Data entries:

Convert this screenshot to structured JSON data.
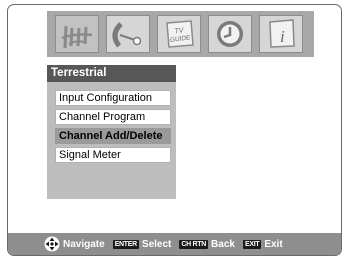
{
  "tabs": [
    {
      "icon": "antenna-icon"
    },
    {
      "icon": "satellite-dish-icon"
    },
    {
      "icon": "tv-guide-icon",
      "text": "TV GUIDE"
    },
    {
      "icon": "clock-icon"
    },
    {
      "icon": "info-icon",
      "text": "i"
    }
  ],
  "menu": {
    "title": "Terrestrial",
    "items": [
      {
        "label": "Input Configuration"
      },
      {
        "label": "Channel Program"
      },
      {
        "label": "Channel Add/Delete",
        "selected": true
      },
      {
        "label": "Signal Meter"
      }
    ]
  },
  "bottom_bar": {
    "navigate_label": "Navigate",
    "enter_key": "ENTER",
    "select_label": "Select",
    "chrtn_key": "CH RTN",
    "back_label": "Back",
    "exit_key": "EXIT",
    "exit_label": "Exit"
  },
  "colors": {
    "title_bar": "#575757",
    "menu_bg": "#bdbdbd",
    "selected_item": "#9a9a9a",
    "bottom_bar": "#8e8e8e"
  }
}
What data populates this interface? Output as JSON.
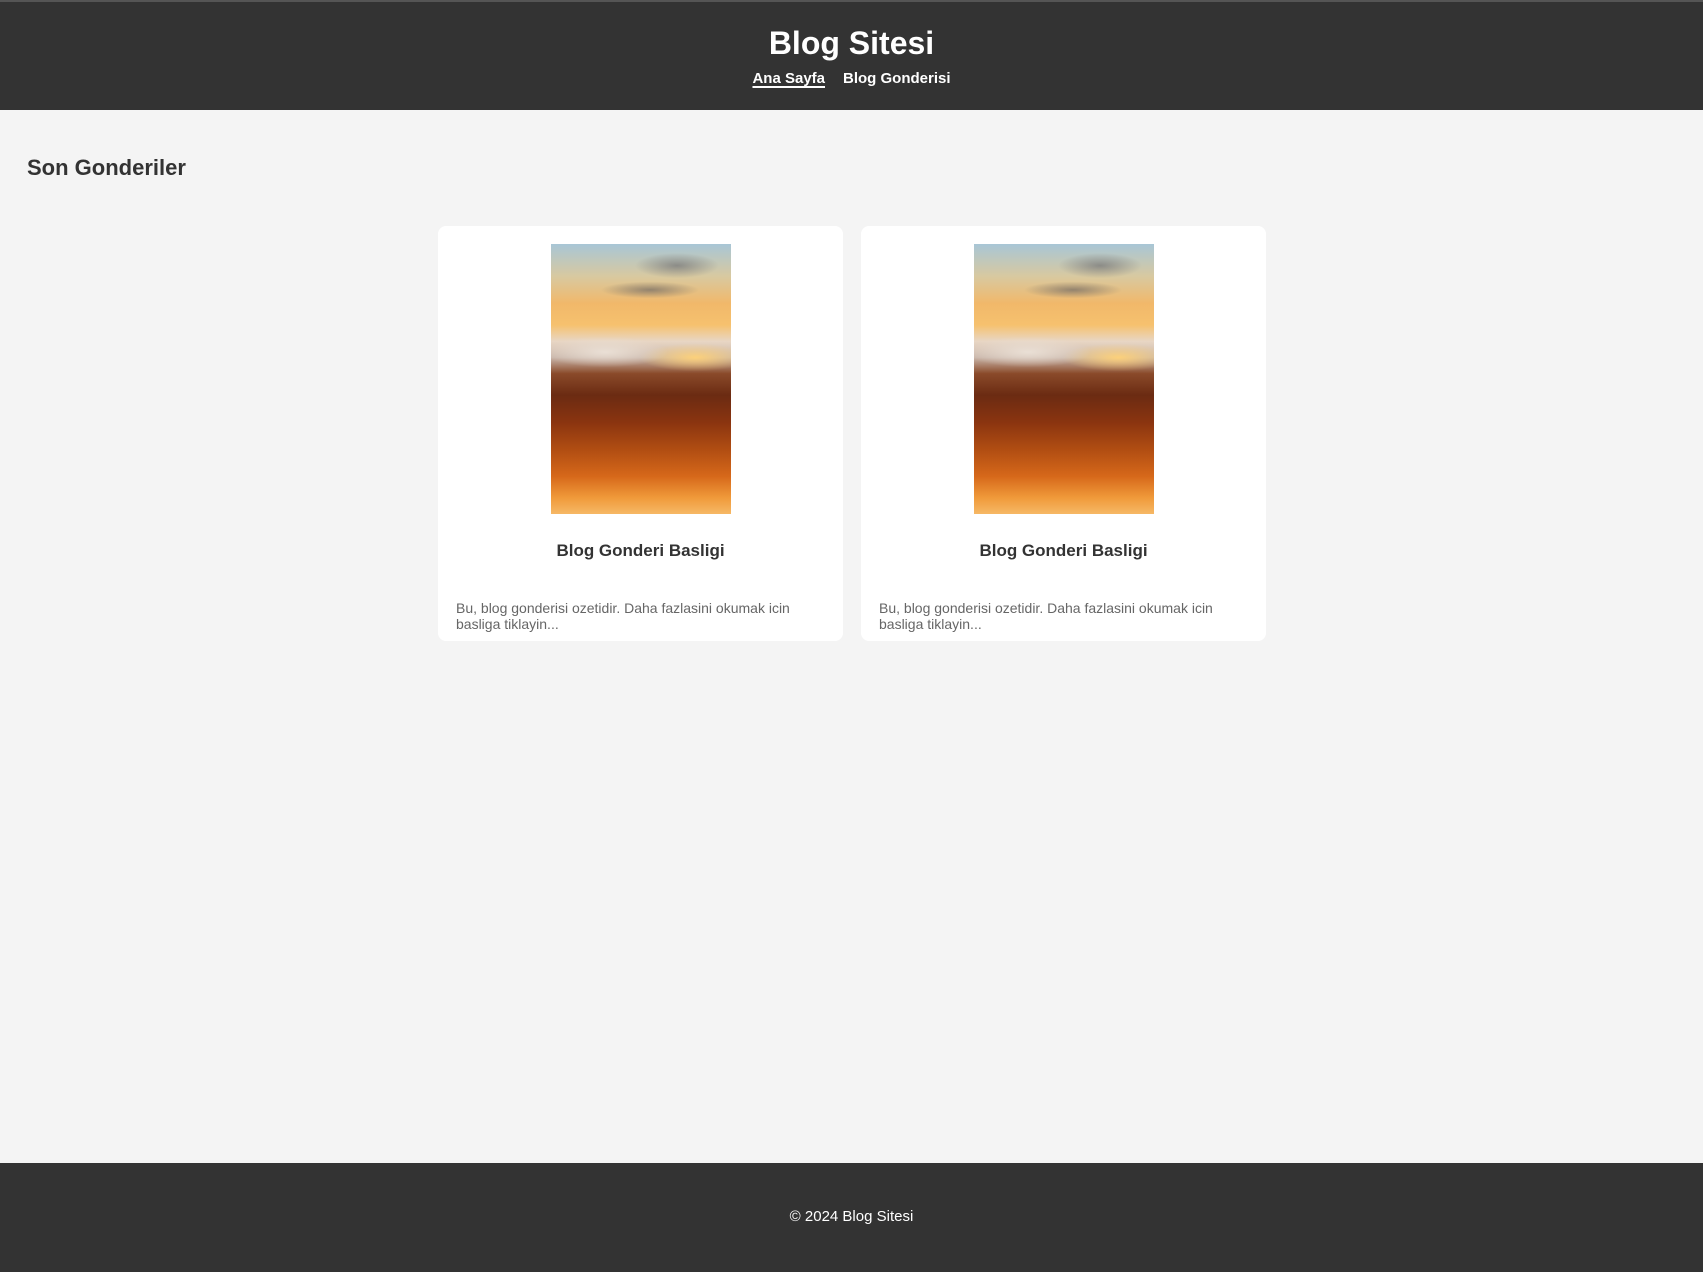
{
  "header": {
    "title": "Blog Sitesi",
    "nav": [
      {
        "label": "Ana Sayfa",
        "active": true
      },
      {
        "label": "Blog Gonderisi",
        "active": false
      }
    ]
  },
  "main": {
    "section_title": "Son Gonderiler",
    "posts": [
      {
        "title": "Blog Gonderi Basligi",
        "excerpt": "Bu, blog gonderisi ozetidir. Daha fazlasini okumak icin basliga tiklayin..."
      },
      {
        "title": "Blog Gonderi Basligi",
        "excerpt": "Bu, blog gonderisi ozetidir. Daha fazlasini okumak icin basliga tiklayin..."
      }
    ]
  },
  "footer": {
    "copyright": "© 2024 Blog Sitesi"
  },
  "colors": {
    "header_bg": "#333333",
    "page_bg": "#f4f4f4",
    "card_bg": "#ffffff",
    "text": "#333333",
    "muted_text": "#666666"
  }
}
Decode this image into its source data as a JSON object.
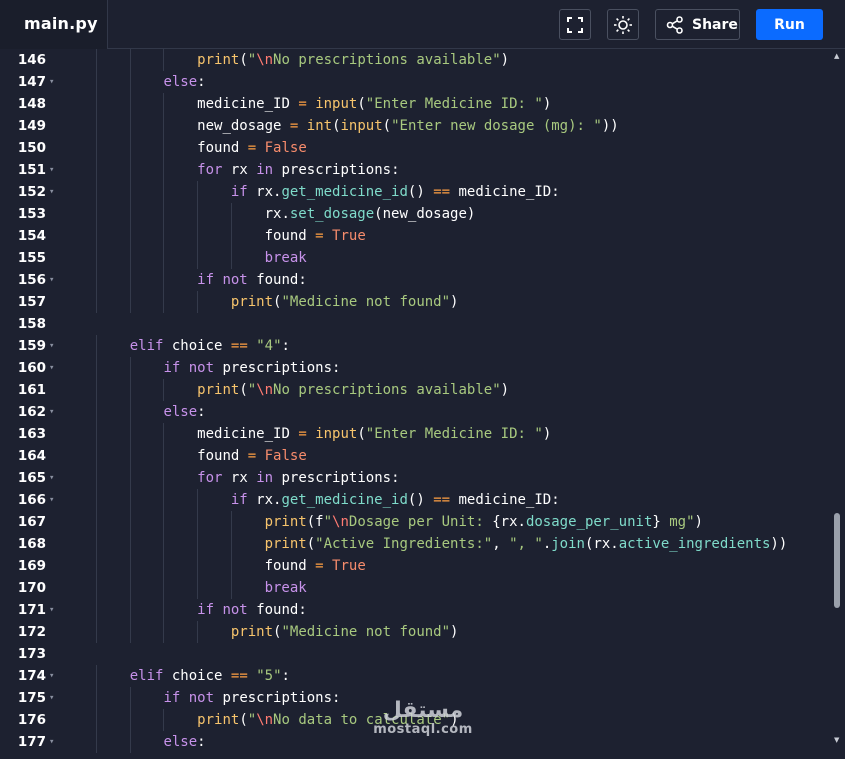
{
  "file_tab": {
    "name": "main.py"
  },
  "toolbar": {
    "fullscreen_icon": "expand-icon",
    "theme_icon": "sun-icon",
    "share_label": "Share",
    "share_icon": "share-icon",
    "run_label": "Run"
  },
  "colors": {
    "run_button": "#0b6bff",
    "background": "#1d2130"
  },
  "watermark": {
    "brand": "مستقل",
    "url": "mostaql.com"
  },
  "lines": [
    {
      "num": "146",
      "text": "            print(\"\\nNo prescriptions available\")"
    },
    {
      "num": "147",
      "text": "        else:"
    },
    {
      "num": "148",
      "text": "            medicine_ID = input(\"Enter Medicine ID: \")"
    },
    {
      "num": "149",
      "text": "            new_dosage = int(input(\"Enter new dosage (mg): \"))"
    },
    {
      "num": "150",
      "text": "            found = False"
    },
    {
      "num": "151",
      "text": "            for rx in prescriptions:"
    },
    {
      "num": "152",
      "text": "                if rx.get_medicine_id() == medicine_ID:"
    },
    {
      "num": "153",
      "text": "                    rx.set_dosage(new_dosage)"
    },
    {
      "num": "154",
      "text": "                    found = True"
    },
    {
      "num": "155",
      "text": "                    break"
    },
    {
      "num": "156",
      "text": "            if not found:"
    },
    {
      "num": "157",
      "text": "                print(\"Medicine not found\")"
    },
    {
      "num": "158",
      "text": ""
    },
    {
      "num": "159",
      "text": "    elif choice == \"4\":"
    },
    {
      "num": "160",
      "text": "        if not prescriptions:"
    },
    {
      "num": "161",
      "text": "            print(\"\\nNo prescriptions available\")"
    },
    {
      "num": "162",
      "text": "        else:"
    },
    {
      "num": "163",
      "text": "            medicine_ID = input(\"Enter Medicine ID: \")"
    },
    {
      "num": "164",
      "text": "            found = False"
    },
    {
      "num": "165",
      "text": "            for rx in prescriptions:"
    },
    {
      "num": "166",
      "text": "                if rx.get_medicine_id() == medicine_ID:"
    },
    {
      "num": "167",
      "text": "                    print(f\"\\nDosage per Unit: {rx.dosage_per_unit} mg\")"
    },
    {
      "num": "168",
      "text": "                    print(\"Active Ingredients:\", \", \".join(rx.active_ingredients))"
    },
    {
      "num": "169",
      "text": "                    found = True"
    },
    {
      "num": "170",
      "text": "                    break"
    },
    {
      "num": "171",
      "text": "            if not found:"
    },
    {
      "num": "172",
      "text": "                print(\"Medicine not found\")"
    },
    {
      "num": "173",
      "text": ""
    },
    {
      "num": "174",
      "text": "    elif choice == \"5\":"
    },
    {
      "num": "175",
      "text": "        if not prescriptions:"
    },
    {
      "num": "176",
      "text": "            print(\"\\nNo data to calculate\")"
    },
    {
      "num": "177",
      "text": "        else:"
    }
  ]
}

**Do this**.
Out of the records, collect only those lines that contain the string "JSON".

**Solution to the exercise**.
Convert this screenshot to structured JSON data.
What data populates this interface? Output as JSON.
Decode this image into its source data as a JSON object.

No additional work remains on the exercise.